Data entries:
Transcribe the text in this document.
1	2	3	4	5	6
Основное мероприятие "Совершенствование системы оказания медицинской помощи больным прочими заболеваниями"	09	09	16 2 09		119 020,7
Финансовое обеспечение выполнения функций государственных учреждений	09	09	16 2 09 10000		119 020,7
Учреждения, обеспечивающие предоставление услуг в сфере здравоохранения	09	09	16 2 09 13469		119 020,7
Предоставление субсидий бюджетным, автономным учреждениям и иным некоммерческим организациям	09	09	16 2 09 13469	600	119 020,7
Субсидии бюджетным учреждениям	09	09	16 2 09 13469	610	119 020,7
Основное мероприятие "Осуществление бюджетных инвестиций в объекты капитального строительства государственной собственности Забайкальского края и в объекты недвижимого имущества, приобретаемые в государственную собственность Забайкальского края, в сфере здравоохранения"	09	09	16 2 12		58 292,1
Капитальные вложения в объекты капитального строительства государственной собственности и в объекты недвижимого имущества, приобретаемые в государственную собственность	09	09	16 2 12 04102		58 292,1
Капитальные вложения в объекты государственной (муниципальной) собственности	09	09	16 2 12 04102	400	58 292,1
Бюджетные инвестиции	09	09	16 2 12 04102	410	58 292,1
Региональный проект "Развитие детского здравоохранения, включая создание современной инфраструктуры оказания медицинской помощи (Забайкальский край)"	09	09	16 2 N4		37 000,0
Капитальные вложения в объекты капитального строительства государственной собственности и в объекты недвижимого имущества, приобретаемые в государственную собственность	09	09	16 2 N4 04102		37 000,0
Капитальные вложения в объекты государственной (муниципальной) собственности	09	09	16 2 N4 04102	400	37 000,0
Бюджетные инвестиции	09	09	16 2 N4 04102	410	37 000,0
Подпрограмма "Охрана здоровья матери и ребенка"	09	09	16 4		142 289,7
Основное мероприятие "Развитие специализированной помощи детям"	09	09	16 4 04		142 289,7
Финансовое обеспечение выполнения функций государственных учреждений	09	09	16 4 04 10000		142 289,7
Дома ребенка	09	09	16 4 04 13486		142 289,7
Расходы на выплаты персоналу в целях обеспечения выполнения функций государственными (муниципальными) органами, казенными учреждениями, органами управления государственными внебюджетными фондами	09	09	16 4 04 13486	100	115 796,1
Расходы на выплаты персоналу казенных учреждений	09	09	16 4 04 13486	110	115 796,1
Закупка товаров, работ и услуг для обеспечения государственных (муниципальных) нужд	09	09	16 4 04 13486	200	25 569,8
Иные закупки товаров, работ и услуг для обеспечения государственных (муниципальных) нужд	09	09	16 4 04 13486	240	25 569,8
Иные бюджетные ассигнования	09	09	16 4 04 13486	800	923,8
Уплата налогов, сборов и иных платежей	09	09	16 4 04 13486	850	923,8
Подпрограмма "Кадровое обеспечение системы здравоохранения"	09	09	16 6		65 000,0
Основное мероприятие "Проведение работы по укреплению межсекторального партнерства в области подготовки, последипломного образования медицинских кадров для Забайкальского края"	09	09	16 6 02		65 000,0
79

→ **Requirements**: Search the records for the string "учреждений" and return every line in which it occurs.

→ **Result of this task**:
Финансовое обеспечение выполнения функций государственных учреждений	09	09	16 2 09 10000		119 020,7
Финансовое обеспечение выполнения функций государственных учреждений	09	09	16 4 04 10000		142 289,7
Расходы на выплаты персоналу казенных учреждений	09	09	16 4 04 13486	110	115 796,1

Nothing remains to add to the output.